*To be done*. Your task is to print all of the material verbatim.

-- begin Dataset rows --

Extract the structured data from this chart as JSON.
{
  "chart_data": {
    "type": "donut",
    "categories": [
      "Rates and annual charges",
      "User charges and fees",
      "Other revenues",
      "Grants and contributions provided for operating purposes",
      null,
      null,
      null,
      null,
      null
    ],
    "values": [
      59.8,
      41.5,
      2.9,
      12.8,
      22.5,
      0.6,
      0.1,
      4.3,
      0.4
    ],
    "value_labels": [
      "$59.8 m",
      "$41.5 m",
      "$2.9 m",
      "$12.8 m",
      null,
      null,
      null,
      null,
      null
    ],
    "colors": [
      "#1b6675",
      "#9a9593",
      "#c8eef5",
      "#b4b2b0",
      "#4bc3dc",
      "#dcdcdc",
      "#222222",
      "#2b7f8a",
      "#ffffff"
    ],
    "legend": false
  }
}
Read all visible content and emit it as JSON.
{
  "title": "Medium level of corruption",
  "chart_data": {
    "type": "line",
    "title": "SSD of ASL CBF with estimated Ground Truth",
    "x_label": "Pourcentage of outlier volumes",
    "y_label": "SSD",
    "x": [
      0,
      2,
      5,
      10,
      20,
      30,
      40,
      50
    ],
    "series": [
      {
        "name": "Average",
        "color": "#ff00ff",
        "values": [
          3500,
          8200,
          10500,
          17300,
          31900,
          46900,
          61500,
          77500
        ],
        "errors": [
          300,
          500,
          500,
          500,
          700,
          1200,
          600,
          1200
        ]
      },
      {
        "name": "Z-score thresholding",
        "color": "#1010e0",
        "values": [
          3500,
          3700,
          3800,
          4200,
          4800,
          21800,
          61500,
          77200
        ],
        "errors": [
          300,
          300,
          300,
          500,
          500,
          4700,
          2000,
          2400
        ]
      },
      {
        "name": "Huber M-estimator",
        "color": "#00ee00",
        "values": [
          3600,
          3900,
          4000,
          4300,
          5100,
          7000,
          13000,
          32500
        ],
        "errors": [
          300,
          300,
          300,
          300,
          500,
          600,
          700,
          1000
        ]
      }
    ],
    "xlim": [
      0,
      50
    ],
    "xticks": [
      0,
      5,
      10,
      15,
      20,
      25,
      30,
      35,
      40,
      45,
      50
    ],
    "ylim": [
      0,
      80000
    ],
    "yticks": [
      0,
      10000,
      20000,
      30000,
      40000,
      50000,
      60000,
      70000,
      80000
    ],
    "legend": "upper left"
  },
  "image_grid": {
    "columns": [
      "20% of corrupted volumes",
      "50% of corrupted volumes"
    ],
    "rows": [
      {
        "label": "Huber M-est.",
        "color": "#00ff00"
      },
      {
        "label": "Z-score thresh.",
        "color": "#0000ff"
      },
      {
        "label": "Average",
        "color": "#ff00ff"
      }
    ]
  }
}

-- end Dataset rows --

*Expected output*.
Extract the structured data from this chart as JSON.
{
  "chart_data": {
    "type": "donut",
    "categories": [
      "Rates and annual charges",
      "User charges and fees",
      "Other revenues",
      "Grants and contributions provided for operating purposes",
      null,
      null,
      null,
      null,
      null
    ],
    "values": [
      59.8,
      41.5,
      2.9,
      12.8,
      22.5,
      0.6,
      0.1,
      4.3,
      0.4
    ],
    "value_labels": [
      "$59.8 m",
      "$41.5 m",
      "$2.9 m",
      "$12.8 m",
      null,
      null,
      null,
      null,
      null
    ],
    "colors": [
      "#1b6675",
      "#9a9593",
      "#c8eef5",
      "#b4b2b0",
      "#4bc3dc",
      "#dcdcdc",
      "#222222",
      "#2b7f8a",
      "#ffffff"
    ],
    "legend": false
  }
}
Read all visible content and emit it as JSON.
{
  "title": "Medium level of corruption",
  "chart_data": {
    "type": "line",
    "title": "SSD of ASL CBF with estimated Ground Truth",
    "x_label": "Pourcentage of outlier volumes",
    "y_label": "SSD",
    "x": [
      0,
      2,
      5,
      10,
      20,
      30,
      40,
      50
    ],
    "series": [
      {
        "name": "Average",
        "color": "#ff00ff",
        "values": [
          3500,
          8200,
          10500,
          17300,
          31900,
          46900,
          61500,
          77500
        ],
        "errors": [
          300,
          500,
          500,
          500,
          700,
          1200,
          600,
          1200
        ]
      },
      {
        "name": "Z-score thresholding",
        "color": "#1010e0",
        "values": [
          3500,
          3700,
          3800,
          4200,
          4800,
          21800,
          61500,
          77200
        ],
        "errors": [
          300,
          300,
          300,
          500,
          500,
          4700,
          2000,
          2400
        ]
      },
      {
        "name": "Huber M-estimator",
        "color": "#00ee00",
        "values": [
          3600,
          3900,
          4000,
          4300,
          5100,
          7000,
          13000,
          32500
        ],
        "errors": [
          300,
          300,
          300,
          300,
          500,
          600,
          700,
          1000
        ]
      }
    ],
    "xlim": [
      0,
      50
    ],
    "xticks": [
      0,
      5,
      10,
      15,
      20,
      25,
      30,
      35,
      40,
      45,
      50
    ],
    "ylim": [
      0,
      80000
    ],
    "yticks": [
      0,
      10000,
      20000,
      30000,
      40000,
      50000,
      60000,
      70000,
      80000
    ],
    "legend": "upper left"
  },
  "image_grid": {
    "columns": [
      "20% of corrupted volumes",
      "50% of corrupted volumes"
    ],
    "rows": [
      {
        "label": "Huber M-est.",
        "color": "#00ff00"
      },
      {
        "label": "Z-score thresh.",
        "color": "#0000ff"
      },
      {
        "label": "Average",
        "color": "#ff00ff"
      }
    ]
  }
}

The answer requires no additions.